▶ _Written problem_: In the material below, find every line with "JSON" and pull it out.

(Figure contents as structured data)
=======

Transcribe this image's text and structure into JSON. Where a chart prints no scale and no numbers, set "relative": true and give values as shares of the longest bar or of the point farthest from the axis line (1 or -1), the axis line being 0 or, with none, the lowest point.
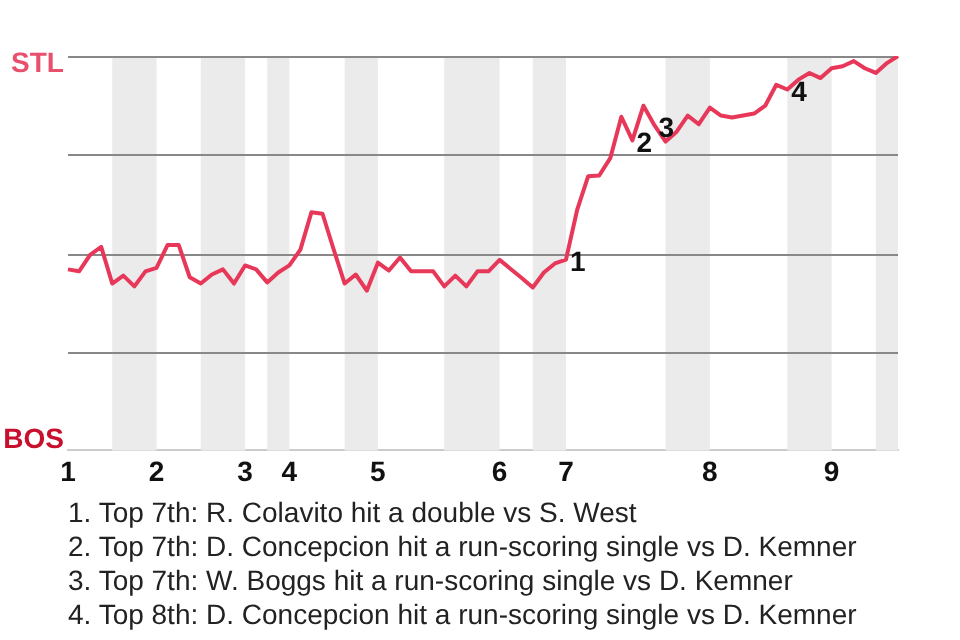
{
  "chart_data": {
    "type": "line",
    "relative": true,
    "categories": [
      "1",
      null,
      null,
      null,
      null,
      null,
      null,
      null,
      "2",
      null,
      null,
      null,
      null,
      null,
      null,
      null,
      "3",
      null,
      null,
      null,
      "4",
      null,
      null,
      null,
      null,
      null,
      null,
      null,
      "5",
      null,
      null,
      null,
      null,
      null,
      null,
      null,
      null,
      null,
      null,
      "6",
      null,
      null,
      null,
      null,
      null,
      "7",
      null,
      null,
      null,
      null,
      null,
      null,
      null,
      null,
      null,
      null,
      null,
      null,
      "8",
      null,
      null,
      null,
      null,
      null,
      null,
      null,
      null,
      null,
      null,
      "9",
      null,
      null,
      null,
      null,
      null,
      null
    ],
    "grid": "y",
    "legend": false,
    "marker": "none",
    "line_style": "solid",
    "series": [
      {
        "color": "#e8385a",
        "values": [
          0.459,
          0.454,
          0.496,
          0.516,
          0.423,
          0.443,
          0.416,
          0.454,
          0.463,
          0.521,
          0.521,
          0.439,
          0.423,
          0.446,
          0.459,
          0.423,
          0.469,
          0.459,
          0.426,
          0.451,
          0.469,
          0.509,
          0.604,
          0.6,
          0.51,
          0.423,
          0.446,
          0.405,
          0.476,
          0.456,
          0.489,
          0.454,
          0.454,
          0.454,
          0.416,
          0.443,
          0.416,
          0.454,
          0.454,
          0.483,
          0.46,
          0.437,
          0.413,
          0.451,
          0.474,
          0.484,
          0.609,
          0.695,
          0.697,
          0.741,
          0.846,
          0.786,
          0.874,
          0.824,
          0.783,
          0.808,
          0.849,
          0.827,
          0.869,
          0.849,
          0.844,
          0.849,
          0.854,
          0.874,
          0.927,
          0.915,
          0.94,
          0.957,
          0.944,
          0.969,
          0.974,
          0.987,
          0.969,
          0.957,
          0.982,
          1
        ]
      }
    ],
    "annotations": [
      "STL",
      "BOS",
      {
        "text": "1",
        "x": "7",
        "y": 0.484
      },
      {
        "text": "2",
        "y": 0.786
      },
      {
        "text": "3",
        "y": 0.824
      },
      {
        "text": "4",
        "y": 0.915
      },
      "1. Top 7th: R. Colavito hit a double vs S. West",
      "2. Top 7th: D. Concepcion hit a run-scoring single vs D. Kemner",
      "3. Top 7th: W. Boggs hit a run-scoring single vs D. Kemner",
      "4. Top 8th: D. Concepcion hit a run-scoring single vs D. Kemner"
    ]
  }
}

=======

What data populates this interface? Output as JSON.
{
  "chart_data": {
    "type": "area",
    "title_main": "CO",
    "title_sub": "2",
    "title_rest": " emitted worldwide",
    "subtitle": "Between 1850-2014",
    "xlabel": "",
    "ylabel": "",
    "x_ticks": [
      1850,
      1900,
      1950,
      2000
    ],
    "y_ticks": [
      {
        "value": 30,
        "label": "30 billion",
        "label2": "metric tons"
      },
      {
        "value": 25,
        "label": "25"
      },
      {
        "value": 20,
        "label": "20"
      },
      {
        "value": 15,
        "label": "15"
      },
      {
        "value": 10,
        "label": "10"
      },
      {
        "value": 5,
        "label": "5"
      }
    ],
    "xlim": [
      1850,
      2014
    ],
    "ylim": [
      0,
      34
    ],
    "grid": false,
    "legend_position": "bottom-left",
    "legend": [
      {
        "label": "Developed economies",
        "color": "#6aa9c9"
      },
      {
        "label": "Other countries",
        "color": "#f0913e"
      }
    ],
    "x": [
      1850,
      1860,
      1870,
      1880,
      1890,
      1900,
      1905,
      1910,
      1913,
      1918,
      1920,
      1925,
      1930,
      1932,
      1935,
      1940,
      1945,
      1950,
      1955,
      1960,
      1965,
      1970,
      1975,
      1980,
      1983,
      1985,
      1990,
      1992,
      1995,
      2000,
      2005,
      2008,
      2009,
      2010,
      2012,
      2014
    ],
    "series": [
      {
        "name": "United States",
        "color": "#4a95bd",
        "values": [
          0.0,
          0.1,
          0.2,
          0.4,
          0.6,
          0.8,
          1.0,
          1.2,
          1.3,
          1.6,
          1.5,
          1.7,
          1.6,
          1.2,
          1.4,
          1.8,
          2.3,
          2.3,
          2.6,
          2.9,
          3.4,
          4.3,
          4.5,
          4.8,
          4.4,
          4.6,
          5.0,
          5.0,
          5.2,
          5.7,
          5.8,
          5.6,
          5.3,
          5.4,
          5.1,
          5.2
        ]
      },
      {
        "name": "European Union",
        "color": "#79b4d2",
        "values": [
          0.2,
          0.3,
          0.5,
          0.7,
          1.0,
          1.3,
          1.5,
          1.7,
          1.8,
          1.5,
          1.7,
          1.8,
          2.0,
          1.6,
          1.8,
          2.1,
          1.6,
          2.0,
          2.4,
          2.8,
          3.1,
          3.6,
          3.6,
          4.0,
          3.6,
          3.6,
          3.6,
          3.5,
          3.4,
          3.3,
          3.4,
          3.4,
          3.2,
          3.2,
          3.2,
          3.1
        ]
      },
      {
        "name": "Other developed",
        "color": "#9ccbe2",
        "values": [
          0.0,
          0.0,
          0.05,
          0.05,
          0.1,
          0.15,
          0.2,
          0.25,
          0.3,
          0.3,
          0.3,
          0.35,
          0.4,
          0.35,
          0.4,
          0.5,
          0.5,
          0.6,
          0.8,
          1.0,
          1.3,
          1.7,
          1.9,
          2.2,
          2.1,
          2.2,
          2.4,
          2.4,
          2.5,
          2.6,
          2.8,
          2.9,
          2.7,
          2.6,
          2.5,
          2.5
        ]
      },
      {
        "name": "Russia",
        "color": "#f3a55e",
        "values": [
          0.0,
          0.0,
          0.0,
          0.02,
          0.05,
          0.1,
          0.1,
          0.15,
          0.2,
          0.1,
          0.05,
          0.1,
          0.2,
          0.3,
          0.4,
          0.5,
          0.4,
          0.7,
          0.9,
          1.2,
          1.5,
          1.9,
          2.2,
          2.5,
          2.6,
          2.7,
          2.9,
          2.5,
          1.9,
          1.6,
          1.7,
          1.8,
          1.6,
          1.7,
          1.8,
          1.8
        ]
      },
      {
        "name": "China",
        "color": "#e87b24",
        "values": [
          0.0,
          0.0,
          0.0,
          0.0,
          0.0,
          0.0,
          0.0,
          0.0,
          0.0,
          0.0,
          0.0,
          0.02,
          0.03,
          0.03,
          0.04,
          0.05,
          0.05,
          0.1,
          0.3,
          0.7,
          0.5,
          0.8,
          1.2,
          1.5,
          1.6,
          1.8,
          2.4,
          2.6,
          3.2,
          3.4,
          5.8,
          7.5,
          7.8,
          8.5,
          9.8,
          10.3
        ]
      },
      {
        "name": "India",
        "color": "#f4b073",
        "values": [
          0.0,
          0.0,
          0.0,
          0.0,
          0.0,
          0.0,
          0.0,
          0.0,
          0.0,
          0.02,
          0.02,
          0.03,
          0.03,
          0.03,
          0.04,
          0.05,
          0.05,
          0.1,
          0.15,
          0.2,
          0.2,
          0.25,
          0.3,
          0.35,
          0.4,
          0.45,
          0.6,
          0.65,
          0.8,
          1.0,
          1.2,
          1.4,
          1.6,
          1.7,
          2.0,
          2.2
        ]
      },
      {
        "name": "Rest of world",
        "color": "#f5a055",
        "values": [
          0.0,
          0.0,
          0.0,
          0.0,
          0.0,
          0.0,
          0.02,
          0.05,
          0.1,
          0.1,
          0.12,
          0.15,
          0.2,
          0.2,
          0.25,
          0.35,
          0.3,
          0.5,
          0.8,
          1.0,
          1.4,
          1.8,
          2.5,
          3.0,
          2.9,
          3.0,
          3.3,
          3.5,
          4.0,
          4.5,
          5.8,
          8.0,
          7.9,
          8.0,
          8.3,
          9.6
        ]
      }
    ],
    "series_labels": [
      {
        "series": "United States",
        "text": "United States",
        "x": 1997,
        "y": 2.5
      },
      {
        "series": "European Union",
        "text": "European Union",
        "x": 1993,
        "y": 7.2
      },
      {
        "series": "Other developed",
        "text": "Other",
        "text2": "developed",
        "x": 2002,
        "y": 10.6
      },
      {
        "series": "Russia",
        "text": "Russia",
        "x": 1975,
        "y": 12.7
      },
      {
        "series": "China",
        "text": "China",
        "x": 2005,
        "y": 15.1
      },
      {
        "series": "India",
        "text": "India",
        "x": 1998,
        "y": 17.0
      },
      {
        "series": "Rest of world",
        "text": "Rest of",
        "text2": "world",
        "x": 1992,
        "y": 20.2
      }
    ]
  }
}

=======

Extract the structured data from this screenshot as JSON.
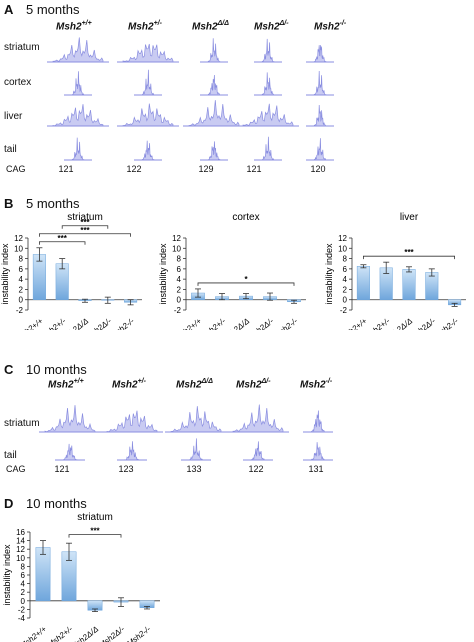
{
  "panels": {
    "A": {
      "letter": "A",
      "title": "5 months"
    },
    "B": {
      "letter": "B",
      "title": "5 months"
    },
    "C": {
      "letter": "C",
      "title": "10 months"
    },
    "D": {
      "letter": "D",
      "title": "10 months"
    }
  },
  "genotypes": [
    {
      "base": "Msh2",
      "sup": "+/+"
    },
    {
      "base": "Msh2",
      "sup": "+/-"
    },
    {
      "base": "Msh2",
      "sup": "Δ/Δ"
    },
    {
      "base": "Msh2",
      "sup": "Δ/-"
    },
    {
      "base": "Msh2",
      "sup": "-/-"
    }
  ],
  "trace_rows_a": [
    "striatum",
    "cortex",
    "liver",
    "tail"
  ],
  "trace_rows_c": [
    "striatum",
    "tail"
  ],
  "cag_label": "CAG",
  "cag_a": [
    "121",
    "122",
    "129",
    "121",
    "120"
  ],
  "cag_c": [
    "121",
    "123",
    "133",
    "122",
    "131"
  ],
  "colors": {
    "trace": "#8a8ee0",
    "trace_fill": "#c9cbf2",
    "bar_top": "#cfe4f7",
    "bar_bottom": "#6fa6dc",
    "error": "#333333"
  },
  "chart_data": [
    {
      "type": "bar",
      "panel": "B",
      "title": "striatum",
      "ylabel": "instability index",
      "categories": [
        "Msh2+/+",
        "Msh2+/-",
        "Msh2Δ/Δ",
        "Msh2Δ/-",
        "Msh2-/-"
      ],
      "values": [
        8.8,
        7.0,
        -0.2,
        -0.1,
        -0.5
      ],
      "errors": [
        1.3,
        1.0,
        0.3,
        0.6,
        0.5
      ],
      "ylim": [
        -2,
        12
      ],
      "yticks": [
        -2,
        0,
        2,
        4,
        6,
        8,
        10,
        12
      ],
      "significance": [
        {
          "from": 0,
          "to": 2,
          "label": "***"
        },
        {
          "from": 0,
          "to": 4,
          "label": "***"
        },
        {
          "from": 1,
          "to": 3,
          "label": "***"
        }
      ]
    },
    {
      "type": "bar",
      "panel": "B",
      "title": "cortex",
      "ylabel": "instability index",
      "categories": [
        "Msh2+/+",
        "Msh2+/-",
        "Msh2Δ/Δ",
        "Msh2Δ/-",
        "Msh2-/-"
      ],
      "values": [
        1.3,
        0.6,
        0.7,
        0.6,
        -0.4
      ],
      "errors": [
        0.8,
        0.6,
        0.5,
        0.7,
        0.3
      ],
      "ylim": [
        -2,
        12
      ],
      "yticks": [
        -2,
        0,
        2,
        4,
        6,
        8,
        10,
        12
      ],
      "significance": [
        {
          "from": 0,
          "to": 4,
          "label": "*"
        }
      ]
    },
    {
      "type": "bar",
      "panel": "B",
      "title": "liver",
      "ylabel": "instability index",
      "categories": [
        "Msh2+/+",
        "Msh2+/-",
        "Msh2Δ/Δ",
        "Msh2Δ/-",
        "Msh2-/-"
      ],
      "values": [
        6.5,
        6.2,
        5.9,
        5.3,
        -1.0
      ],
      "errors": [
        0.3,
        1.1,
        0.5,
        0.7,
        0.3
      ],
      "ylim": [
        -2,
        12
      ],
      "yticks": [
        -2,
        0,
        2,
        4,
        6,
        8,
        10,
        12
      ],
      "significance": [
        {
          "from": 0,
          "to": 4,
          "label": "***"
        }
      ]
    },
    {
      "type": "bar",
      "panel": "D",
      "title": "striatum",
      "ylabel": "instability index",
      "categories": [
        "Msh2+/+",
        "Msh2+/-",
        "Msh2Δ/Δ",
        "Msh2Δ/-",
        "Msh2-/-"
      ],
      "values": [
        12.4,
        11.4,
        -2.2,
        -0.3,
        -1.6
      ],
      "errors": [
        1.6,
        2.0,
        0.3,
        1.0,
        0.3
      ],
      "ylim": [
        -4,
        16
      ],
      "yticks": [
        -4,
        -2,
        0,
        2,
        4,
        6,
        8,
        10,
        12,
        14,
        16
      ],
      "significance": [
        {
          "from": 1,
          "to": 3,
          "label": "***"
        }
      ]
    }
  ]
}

=======

▶ _Task answer_:
Transcribe this image's text and structure into JSON. Where a chart prints no scale and no numbers, set "relative": true and give values as shares of the longest bar or of the point farthest from the axis line (1 or -1), the axis line being 0 or, with none, the lowest point.
What data populates this interface? Output as JSON.
Extract the structured data from this screenshot as JSON.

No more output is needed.